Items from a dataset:
_ _ _ _ _ _ _
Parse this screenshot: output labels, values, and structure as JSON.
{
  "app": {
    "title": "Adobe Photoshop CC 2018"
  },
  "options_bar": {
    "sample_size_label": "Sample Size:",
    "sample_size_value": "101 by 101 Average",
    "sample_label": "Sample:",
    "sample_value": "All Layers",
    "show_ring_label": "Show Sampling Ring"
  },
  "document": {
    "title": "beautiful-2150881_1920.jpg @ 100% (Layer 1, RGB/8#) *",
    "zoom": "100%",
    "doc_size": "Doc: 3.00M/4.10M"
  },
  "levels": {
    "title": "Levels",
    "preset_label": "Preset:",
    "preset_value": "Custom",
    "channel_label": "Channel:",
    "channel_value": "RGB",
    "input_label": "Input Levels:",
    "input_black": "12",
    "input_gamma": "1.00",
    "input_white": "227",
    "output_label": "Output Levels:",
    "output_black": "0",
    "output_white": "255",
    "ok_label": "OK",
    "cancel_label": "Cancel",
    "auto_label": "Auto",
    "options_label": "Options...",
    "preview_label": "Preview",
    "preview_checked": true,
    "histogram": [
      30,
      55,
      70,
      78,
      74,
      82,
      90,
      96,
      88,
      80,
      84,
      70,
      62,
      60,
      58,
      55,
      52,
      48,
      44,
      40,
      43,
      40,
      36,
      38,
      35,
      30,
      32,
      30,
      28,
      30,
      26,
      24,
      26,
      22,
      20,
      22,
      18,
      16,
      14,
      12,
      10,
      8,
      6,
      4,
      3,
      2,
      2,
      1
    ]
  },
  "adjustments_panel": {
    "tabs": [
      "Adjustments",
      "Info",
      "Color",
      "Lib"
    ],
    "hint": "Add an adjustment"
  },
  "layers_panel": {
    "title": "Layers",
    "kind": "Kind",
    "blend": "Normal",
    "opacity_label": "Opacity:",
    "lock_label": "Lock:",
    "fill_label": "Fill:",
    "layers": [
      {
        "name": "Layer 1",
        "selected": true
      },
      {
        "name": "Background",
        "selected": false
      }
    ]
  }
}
_ _ _ _ _ _ _
Your objective: Sift the material for lines with the string "true". Copy each one found.

Result:
    "preview_checked": true,
        "selected": true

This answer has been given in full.